Recorded data:

* START *

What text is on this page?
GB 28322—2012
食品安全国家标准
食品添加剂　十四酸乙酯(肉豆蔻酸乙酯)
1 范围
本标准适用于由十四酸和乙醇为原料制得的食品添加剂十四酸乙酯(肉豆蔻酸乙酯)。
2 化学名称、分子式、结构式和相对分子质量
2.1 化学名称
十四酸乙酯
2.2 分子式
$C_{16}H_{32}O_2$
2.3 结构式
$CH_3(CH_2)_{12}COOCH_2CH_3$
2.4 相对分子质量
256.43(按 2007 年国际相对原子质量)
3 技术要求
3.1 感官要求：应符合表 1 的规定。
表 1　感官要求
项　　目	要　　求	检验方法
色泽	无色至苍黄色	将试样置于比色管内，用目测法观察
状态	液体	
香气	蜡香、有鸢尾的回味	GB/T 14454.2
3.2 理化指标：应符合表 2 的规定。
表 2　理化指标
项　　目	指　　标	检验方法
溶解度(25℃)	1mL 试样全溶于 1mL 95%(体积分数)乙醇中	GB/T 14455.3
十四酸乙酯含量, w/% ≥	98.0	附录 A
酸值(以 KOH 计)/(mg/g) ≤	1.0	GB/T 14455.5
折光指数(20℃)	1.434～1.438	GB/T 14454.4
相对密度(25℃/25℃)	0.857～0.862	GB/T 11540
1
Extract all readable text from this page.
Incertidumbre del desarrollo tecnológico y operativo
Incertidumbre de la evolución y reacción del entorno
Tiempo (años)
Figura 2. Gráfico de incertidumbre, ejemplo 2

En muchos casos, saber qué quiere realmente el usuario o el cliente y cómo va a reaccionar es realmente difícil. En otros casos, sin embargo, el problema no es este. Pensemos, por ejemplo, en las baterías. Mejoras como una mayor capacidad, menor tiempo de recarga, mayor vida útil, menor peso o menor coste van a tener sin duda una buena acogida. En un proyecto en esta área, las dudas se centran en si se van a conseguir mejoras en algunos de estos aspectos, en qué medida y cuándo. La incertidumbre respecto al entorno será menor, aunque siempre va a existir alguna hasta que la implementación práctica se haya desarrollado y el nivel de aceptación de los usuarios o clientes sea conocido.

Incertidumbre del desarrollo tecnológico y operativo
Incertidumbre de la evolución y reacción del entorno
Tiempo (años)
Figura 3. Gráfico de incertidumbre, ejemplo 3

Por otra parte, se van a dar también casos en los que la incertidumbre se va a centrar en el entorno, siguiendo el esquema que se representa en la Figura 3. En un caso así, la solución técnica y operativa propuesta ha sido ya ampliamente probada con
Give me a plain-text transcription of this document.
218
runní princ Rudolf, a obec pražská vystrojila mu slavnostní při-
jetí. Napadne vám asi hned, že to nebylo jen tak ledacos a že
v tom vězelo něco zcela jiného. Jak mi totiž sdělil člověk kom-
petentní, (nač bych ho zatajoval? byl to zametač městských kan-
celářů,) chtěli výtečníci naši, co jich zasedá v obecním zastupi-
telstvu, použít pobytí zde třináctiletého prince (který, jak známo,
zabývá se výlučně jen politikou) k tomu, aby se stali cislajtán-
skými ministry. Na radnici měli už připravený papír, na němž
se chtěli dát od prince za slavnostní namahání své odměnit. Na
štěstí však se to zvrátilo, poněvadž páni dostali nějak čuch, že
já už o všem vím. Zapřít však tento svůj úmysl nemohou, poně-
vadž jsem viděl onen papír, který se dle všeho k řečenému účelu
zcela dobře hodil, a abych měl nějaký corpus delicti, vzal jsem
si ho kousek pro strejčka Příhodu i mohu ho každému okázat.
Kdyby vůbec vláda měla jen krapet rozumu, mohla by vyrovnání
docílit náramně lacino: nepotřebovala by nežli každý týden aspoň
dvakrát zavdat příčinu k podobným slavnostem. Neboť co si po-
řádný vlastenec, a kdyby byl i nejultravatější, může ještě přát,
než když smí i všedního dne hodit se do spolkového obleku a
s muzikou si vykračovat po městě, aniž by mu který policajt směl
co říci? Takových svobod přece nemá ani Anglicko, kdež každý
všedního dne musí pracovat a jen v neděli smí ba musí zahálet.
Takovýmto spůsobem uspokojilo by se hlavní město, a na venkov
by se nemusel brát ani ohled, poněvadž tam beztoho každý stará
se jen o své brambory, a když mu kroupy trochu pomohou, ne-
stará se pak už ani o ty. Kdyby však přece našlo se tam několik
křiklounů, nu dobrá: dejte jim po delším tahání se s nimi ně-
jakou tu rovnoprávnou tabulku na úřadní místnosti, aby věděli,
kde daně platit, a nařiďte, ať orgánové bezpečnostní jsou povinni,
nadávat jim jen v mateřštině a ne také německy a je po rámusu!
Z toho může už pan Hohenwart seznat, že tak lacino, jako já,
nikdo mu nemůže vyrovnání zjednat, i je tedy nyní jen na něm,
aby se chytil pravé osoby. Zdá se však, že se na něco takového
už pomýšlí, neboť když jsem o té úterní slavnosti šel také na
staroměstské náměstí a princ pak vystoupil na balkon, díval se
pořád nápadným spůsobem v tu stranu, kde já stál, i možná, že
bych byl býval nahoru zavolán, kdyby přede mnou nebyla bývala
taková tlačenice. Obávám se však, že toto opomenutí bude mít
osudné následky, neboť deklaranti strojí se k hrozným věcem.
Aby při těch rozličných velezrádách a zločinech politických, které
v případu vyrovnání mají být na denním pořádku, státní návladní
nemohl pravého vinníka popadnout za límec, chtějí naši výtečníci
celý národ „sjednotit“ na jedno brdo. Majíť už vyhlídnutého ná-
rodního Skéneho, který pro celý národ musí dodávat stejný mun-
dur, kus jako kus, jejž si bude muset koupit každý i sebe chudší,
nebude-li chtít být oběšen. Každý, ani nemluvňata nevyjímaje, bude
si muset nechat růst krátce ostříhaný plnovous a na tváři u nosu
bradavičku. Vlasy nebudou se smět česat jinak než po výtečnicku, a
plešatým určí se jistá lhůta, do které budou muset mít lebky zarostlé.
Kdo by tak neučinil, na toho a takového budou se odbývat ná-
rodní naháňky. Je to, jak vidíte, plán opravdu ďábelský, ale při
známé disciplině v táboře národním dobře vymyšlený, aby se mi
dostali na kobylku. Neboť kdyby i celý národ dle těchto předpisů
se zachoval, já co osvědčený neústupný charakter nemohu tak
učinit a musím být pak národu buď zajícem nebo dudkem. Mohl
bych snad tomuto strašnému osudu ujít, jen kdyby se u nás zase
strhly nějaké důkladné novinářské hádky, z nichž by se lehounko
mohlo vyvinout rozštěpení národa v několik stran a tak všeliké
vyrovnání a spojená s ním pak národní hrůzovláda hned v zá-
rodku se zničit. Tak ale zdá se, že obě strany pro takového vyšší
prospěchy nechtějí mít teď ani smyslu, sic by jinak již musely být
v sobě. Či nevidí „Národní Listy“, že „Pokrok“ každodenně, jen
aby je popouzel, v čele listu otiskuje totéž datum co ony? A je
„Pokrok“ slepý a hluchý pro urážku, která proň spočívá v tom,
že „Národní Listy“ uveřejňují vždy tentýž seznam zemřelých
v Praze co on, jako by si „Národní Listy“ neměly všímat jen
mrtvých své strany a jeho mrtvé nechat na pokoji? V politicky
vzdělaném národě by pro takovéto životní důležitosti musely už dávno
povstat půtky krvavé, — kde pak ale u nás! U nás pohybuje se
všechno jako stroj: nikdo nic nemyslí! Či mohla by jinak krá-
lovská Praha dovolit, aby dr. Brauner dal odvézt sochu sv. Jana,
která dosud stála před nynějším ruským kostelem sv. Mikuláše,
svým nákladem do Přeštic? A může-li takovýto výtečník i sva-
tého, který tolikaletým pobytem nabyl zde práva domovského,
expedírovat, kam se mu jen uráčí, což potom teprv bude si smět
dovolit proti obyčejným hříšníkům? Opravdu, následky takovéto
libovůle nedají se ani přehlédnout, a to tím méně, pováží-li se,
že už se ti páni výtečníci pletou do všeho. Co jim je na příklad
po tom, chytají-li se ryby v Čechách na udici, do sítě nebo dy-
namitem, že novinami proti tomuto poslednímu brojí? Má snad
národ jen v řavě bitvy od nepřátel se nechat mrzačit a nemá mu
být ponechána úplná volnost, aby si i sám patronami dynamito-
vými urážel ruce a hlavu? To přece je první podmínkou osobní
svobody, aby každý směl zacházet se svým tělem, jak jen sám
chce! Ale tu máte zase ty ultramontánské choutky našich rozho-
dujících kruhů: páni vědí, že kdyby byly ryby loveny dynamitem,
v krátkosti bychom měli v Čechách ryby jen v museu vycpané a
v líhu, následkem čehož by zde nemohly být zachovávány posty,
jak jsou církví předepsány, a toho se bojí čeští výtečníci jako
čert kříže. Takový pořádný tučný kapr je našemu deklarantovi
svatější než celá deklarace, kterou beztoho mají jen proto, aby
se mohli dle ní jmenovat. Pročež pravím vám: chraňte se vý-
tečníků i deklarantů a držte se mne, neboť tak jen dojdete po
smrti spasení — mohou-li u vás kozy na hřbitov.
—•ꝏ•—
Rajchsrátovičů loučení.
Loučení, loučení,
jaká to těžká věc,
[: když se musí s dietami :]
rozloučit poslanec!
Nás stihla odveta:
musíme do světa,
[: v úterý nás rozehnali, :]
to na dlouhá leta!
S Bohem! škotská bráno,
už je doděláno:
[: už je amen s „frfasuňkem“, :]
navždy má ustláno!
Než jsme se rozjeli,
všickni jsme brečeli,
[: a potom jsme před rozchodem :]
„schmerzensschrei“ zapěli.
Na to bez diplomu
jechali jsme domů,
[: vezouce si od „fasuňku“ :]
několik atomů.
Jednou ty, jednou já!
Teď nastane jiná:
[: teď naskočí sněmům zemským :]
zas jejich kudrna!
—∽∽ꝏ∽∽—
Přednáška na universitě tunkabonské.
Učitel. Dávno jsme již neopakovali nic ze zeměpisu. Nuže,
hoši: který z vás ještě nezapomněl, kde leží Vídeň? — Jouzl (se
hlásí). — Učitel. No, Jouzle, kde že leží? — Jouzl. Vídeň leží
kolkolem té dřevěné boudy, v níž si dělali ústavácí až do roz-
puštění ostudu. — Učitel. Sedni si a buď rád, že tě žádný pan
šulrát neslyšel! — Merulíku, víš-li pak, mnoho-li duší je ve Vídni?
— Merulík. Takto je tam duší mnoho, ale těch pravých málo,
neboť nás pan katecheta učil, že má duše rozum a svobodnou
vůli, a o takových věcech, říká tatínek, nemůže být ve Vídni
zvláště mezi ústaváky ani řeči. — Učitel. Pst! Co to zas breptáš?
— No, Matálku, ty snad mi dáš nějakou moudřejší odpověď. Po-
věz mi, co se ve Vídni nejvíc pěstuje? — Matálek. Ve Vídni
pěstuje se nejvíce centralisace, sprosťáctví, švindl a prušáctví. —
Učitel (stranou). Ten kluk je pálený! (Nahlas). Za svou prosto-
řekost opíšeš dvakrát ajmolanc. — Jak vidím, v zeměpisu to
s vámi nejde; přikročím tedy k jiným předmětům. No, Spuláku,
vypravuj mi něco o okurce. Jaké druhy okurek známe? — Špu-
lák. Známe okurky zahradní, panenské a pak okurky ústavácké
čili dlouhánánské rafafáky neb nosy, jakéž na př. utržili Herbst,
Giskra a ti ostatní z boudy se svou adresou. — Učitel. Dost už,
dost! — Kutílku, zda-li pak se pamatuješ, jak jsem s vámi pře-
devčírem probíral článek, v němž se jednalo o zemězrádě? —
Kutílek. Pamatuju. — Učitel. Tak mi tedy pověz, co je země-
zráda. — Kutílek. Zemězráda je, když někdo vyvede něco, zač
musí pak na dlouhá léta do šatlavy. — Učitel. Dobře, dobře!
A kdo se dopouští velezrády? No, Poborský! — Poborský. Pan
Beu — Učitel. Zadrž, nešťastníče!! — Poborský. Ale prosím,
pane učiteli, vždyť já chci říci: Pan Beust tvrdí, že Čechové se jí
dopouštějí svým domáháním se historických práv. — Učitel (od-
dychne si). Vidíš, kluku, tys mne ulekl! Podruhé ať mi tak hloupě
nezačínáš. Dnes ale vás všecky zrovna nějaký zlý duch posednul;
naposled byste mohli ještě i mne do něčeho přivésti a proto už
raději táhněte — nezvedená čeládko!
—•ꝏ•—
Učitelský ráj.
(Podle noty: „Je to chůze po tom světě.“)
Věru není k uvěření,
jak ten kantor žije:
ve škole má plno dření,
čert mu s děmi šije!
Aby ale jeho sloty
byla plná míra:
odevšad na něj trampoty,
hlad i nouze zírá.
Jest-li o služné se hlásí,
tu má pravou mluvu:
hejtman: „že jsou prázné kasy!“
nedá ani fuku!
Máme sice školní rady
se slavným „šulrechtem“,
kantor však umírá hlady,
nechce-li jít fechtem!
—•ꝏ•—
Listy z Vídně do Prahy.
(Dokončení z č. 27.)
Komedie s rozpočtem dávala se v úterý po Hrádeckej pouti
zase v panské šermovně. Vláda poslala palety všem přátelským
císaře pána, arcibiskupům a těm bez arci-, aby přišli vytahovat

* END *

:: What you have to do ::
Extract lines where the string "všeho" occurs.

:: Result of the task ::
vadž jsem viděl onen papír, který se dle všeho k řečenému účelu
že už se ti páni výtečníci pletou do všeho. Co jim je na příklad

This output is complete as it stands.